*What you should do:* Put the lines of each entry below into a numbered list, leaving out any blank lines.

*Data excerpts:*

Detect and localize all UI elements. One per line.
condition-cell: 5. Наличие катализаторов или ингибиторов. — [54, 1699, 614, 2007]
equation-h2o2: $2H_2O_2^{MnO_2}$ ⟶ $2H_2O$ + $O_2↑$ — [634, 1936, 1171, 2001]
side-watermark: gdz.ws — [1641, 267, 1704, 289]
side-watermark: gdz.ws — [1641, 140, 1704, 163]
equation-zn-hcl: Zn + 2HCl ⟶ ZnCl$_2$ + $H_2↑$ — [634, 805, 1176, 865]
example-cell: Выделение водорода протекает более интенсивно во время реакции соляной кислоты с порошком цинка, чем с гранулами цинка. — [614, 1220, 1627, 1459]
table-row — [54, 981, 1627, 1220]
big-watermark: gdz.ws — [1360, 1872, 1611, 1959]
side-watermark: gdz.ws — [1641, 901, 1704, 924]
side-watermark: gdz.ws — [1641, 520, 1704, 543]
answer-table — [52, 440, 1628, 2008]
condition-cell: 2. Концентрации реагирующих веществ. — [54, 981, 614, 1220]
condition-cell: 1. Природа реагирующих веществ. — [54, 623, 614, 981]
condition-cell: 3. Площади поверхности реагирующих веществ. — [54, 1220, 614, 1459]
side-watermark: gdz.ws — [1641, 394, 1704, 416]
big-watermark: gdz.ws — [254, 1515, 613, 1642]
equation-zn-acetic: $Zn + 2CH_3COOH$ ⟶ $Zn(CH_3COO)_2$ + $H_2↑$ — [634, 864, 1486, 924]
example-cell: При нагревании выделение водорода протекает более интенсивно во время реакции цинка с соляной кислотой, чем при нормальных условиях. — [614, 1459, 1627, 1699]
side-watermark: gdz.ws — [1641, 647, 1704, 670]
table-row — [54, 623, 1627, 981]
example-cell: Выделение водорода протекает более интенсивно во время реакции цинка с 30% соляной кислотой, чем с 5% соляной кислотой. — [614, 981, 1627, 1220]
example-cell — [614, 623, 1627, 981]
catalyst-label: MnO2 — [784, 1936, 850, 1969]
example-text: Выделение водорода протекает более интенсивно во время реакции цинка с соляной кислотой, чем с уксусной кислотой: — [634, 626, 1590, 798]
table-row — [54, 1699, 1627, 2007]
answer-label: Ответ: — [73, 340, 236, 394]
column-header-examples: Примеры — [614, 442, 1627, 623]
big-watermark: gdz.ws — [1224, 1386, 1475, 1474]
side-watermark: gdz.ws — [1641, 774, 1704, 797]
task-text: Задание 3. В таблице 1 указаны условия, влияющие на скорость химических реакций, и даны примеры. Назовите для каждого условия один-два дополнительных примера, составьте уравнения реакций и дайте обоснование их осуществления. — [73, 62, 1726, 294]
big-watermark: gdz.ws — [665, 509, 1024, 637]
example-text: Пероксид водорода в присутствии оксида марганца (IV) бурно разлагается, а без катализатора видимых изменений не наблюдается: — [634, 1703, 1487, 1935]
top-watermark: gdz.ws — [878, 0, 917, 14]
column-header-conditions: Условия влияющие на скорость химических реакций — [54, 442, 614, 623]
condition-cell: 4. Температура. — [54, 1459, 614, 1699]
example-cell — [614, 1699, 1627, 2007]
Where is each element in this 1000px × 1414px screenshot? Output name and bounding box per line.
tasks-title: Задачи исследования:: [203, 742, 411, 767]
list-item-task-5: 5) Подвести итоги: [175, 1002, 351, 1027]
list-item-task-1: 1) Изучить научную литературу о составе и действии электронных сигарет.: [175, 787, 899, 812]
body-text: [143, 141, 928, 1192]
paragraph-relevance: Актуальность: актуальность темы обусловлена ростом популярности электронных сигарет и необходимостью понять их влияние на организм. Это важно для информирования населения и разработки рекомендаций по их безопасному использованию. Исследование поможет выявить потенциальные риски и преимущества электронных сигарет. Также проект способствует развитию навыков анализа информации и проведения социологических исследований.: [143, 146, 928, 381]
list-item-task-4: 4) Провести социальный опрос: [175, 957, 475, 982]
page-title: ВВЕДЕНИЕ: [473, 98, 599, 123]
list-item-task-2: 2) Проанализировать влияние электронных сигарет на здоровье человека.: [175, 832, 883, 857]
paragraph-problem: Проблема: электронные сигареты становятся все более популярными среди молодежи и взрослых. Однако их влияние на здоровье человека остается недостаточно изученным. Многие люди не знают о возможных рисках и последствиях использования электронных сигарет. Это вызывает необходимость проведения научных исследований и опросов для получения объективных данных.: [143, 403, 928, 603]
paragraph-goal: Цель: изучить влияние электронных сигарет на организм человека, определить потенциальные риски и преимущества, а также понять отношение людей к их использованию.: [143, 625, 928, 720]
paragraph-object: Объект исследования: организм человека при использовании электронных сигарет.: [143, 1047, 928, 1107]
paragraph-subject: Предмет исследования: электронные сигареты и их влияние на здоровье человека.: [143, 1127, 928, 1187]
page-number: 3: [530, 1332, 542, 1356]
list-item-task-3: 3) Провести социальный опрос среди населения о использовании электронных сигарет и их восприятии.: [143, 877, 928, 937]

*Reply to the exercise:*
1. Detect and localize all UI elements. One per line.
2. condition-cell: 5. Наличие катализаторов или ингибиторов. — [54, 1699, 614, 2007]
3. equation-h2o2: $2H_2O_2^{MnO_2}$ ⟶ $2H_2O$ + $O_2↑$ — [634, 1936, 1171, 2001]
4. side-watermark: gdz.ws — [1641, 267, 1704, 289]
5. side-watermark: gdz.ws — [1641, 140, 1704, 163]
6. equation-zn-hcl: Zn + 2HCl ⟶ ZnCl$_2$ + $H_2↑$ — [634, 805, 1176, 865]
7. example-cell: Выделение водорода протекает более интенсивно во время реакции соляной кислоты с порошком цинка, чем с гранулами цинка. — [614, 1220, 1627, 1459]
8. table-row — [54, 981, 1627, 1220]
9. big-watermark: gdz.ws — [1360, 1872, 1611, 1959]
10. side-watermark: gdz.ws — [1641, 901, 1704, 924]
11. side-watermark: gdz.ws — [1641, 520, 1704, 543]
12. answer-table — [52, 440, 1628, 2008]
13. condition-cell: 2. Концентрации реагирующих веществ. — [54, 981, 614, 1220]
14. condition-cell: 1. Природа реагирующих веществ. — [54, 623, 614, 981]
15. condition-cell: 3. Площади поверхности реагирующих веществ. — [54, 1220, 614, 1459]
16. side-watermark: gdz.ws — [1641, 394, 1704, 416]
17. big-watermark: gdz.ws — [254, 1515, 613, 1642]
18. equation-zn-acetic: $Zn + 2CH_3COOH$ ⟶ $Zn(CH_3COO)_2$ + $H_2↑$ — [634, 864, 1486, 924]
19. example-cell: При нагревании выделение водорода протекает более интенсивно во время реакции цинка с соляной кислотой, чем при нормальных условиях. — [614, 1459, 1627, 1699]
20. side-watermark: gdz.ws — [1641, 647, 1704, 670]
21. table-row — [54, 623, 1627, 981]
22. example-cell: Выделение водорода протекает более интенсивно во время реакции цинка с 30% соляной кислотой, чем с 5% соляной кислотой. — [614, 981, 1627, 1220]
23. example-cell — [614, 623, 1627, 981]
24. catalyst-label: MnO2 — [784, 1936, 850, 1969]
25. example-text: Выделение водорода протекает более интенсивно во время реакции цинка с соляной кислотой, чем с уксусной кислотой: — [634, 626, 1590, 798]
26. table-row — [54, 1699, 1627, 2007]
27. answer-label: Ответ: — [73, 340, 236, 394]
28. column-header-examples: Примеры — [614, 442, 1627, 623]
29. big-watermark: gdz.ws — [1224, 1386, 1475, 1474]
30. side-watermark: gdz.ws — [1641, 774, 1704, 797]
31. task-text: Задание 3. В таблице 1 указаны условия, влияющие на скорость химических реакций, и даны примеры. Назовите для каждого условия один-два дополнительных примера, составьте уравнения реакций и дайте обоснование их осуществления. — [73, 62, 1726, 294]
32. big-watermark: gdz.ws — [665, 509, 1024, 637]
33. example-text: Пероксид водорода в присутствии оксида марганца (IV) бурно разлагается, а без катализатора видимых изменений не наблюдается: — [634, 1703, 1487, 1935]
34. top-watermark: gdz.ws — [878, 0, 917, 14]
35. column-header-conditions: Условия влияющие на скорость химических реакций — [54, 442, 614, 623]
36. condition-cell: 4. Температура. — [54, 1459, 614, 1699]
37. example-cell — [614, 1699, 1627, 2007]
38. Where is each element in this 1000px × 1414px screenshot? Output name and bounding box per line.
39. tasks-title: Задачи исследования:: [203, 742, 411, 767]
40. list-item-task-5: 5) Подвести итоги: [175, 1002, 351, 1027]
41. list-item-task-1: 1) Изучить научную литературу о составе и действии электронных сигарет.: [175, 787, 899, 812]
42. body-text: [143, 141, 928, 1192]
43. paragraph-relevance: Актуальность: актуальность темы обусловлена ростом популярности электронных сигарет и необходимостью понять их влияние на организм. Это важно для информирования населения и разработки рекомендаций по их безопасному использованию. Исследование поможет выявить потенциальные риски и преимущества электронных сигарет. Также проект способствует развитию навыков анализа информации и проведения социологических исследований.: [143, 146, 928, 381]
44. list-item-task-4: 4) Провести социальный опрос: [175, 957, 475, 982]
45. page-title: ВВЕДЕНИЕ: [473, 98, 599, 123]
46. list-item-task-2: 2) Проанализировать влияние электронных сигарет на здоровье человека.: [175, 832, 883, 857]
47. paragraph-problem: Проблема: электронные сигареты становятся все более популярными среди молодежи и взрослых. Однако их влияние на здоровье человека остается недостаточно изученным. Многие люди не знают о возможных рисках и последствиях использования электронных сигарет. Это вызывает необходимость проведения научных исследований и опросов для получения объективных данных.: [143, 403, 928, 603]
48. paragraph-goal: Цель: изучить влияние электронных сигарет на организм человека, определить потенциальные риски и преимущества, а также понять отношение людей к их использованию.: [143, 625, 928, 720]
49. paragraph-object: Объект исследования: организм человека при использовании электронных сигарет.: [143, 1047, 928, 1107]
50. paragraph-subject: Предмет исследования: электронные сигареты и их влияние на здоровье человека.: [143, 1127, 928, 1187]
51. page-number: 3: [530, 1332, 542, 1356]
52. list-item-task-3: 3) Провести социальный опрос среди населения о использовании электронных сигарет и их восприятии.: [143, 877, 928, 937]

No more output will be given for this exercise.